**Objective:** Please copy every entry below word for word, leaving nothing out.

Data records
⁂

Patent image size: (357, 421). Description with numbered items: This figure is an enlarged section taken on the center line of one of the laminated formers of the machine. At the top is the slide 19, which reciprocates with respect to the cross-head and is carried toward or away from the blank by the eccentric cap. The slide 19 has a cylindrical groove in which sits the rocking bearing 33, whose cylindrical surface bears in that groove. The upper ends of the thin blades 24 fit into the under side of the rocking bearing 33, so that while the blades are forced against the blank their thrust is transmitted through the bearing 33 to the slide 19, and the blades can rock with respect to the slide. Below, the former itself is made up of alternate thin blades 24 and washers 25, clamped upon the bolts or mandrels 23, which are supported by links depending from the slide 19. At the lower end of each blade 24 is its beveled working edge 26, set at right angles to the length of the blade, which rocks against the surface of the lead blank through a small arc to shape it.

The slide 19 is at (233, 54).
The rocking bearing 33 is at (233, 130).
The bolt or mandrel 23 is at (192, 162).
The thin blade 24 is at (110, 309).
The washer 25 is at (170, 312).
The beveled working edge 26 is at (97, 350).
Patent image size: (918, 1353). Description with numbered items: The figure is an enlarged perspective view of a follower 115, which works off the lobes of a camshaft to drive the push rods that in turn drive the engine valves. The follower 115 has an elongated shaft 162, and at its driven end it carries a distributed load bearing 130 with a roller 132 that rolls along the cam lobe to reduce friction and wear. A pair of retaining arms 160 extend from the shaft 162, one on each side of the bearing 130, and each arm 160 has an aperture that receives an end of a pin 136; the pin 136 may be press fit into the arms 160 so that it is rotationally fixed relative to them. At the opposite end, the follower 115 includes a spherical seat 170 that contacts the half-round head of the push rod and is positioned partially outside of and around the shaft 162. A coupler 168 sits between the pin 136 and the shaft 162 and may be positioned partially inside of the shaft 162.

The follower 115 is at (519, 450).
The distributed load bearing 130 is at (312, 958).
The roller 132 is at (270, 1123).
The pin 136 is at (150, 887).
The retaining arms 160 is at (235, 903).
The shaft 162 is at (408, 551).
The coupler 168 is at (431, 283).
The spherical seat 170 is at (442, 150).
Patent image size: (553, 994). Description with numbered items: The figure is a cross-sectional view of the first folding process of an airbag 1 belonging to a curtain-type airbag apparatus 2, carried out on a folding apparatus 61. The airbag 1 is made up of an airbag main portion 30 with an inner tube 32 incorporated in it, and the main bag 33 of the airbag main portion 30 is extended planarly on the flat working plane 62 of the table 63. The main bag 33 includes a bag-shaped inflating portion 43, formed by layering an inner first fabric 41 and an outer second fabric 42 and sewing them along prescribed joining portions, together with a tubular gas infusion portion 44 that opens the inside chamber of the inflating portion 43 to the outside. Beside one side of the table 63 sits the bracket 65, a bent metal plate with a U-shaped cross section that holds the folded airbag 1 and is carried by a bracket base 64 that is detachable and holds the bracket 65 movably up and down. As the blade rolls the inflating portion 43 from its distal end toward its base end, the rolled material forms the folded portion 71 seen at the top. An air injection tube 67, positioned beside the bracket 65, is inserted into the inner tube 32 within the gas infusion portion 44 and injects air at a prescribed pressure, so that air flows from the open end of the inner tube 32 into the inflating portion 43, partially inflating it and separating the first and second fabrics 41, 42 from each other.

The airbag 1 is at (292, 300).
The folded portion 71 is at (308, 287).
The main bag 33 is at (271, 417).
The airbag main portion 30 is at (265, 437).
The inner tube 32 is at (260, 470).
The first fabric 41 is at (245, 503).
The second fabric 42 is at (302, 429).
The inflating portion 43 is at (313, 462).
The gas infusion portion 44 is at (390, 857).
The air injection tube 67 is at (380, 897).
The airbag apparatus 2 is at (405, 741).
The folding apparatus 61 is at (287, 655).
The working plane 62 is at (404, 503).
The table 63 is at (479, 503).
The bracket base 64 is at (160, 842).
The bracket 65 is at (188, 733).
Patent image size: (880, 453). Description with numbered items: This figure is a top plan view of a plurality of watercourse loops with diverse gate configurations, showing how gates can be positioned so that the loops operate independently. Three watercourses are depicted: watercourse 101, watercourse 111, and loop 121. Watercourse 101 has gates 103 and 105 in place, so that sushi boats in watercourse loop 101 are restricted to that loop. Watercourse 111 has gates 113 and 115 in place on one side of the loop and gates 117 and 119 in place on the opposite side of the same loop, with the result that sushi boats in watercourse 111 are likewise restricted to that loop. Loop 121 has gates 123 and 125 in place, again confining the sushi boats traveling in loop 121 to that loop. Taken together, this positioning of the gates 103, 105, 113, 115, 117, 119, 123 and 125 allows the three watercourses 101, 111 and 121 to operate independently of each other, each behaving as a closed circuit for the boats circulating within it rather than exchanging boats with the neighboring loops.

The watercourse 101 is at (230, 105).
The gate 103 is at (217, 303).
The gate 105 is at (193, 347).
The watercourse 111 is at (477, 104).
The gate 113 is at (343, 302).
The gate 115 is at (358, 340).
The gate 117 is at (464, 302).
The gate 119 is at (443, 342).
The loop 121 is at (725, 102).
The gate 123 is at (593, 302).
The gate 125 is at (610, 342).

⁂

**Result:**
Patent image size: (357, 421). Description with numbered items: This figure is an enlarged section taken on the center line of one of the laminated formers of the machine. At the top is the slide 19, which reciprocates with respect to the cross-head and is carried toward or away from the blank by the eccentric cap. The slide 19 has a cylindrical groove in which sits the rocking bearing 33, whose cylindrical surface bears in that groove. The upper ends of the thin blades 24 fit into the under side of the rocking bearing 33, so that while the blades are forced against the blank their thrust is transmitted through the bearing 33 to the slide 19, and the blades can rock with respect to the slide. Below, the former itself is made up of alternate thin blades 24 and washers 25, clamped upon the bolts or mandrels 23, which are supported by links depending from the slide 19. At the lower end of each blade 24 is its beveled working edge 26, set at right angles to the length of the blade, which rocks against the surface of the lead blank through a small arc to shape it.

The slide 19 is at (233, 54).
The rocking bearing 33 is at (233, 130).
The bolt or mandrel 23 is at (192, 162).
The thin blade 24 is at (110, 309).
The washer 25 is at (170, 312).
The beveled working edge 26 is at (97, 350).
Patent image size: (918, 1353). Description with numbered items: The figure is an enlarged perspective view of a follower 115, which works off the lobes of a camshaft to drive the push rods that in turn drive the engine valves. The follower 115 has an elongated shaft 162, and at its driven end it carries a distributed load bearing 130 with a roller 132 that rolls along the cam lobe to reduce friction and wear. A pair of retaining arms 160 extend from the shaft 162, one on each side of the bearing 130, and each arm 160 has an aperture that receives an end of a pin 136; the pin 136 may be press fit into the arms 160 so that it is rotationally fixed relative to them. At the opposite end, the follower 115 includes a spherical seat 170 that contacts the half-round head of the push rod and is positioned partially outside of and around the shaft 162. A coupler 168 sits between the pin 136 and the shaft 162 and may be positioned partially inside of the shaft 162.

The follower 115 is at (519, 450).
The distributed load bearing 130 is at (312, 958).
The roller 132 is at (270, 1123).
The pin 136 is at (150, 887).
The retaining arms 160 is at (235, 903).
The shaft 162 is at (408, 551).
The coupler 168 is at (431, 283).
The spherical seat 170 is at (442, 150).
Patent image size: (553, 994). Description with numbered items: The figure is a cross-sectional view of the first folding process of an airbag 1 belonging to a curtain-type airbag apparatus 2, carried out on a folding apparatus 61. The airbag 1 is made up of an airbag main portion 30 with an inner tube 32 incorporated in it, and the main bag 33 of the airbag main portion 30 is extended planarly on the flat working plane 62 of the table 63. The main bag 33 includes a bag-shaped inflating portion 43, formed by layering an inner first fabric 41 and an outer second fabric 42 and sewing them along prescribed joining portions, together with a tubular gas infusion portion 44 that opens the inside chamber of the inflating portion 43 to the outside. Beside one side of the table 63 sits the bracket 65, a bent metal plate with a U-shaped cross section that holds the folded airbag 1 and is carried by a bracket base 64 that is detachable and holds the bracket 65 movably up and down. As the blade rolls the inflating portion 43 from its distal end toward its base end, the rolled material forms the folded portion 71 seen at the top. An air injection tube 67, positioned beside the bracket 65, is inserted into the inner tube 32 within the gas infusion portion 44 and injects air at a prescribed pressure, so that air flows from the open end of the inner tube 32 into the inflating portion 43, partially inflating it and separating the first and second fabrics 41, 42 from each other.

The airbag 1 is at (292, 300).
The folded portion 71 is at (308, 287).
The main bag 33 is at (271, 417).
The airbag main portion 30 is at (265, 437).
The inner tube 32 is at (260, 470).
The first fabric 41 is at (245, 503).
The second fabric 42 is at (302, 429).
The inflating portion 43 is at (313, 462).
The gas infusion portion 44 is at (390, 857).
The air injection tube 67 is at (380, 897).
The airbag apparatus 2 is at (405, 741).
The folding apparatus 61 is at (287, 655).
The working plane 62 is at (404, 503).
The table 63 is at (479, 503).
The bracket base 64 is at (160, 842).
The bracket 65 is at (188, 733).
Patent image size: (880, 453). Description with numbered items: This figure is a top plan view of a plurality of watercourse loops with diverse gate configurations, showing how gates can be positioned so that the loops operate independently. Three watercourses are depicted: watercourse 101, watercourse 111, and loop 121. Watercourse 101 has gates 103 and 105 in place, so that sushi boats in watercourse loop 101 are restricted to that loop. Watercourse 111 has gates 113 and 115 in place on one side of the loop and gates 117 and 119 in place on the opposite side of the same loop, with the result that sushi boats in watercourse 111 are likewise restricted to that loop. Loop 121 has gates 123 and 125 in place, again confining the sushi boats traveling in loop 121 to that loop. Taken together, this positioning of the gates 103, 105, 113, 115, 117, 119, 123 and 125 allows the three watercourses 101, 111 and 121 to operate independently of each other, each behaving as a closed circuit for the boats circulating within it rather than exchanging boats with the neighboring loops.

The watercourse 101 is at (230, 105).
The gate 103 is at (217, 303).
The gate 105 is at (193, 347).
The watercourse 111 is at (477, 104).
The gate 113 is at (343, 302).
The gate 115 is at (358, 340).
The gate 117 is at (464, 302).
The gate 119 is at (443, 342).
The loop 121 is at (725, 102).
The gate 123 is at (593, 302).
The gate 125 is at (610, 342).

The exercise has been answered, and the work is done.